** Task brief **
Show every line below where "name" can be found.

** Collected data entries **
******
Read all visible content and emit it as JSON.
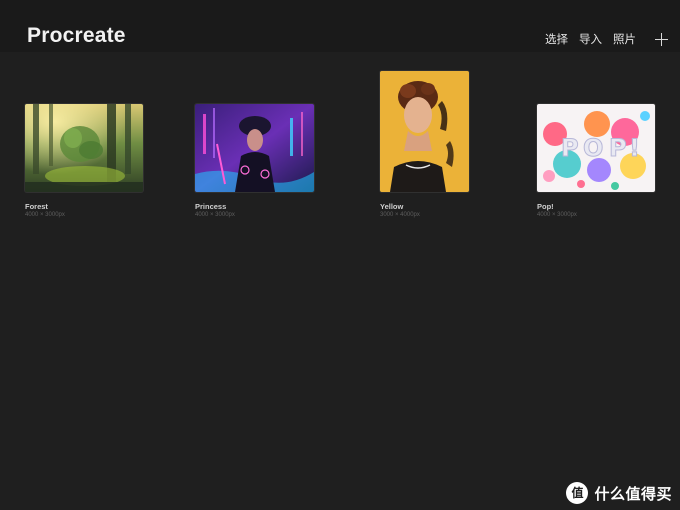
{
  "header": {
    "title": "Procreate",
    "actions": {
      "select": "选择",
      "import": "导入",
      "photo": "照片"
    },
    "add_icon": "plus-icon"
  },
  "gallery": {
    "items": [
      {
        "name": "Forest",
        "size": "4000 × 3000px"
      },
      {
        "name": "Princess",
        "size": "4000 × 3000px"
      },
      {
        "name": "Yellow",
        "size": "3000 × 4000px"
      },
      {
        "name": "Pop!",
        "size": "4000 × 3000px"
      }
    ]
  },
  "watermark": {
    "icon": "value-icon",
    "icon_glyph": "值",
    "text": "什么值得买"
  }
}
******
** Written solution **
        "name": "Forest",
        "name": "Princess",
        "name": "Yellow",
        "name": "Pop!",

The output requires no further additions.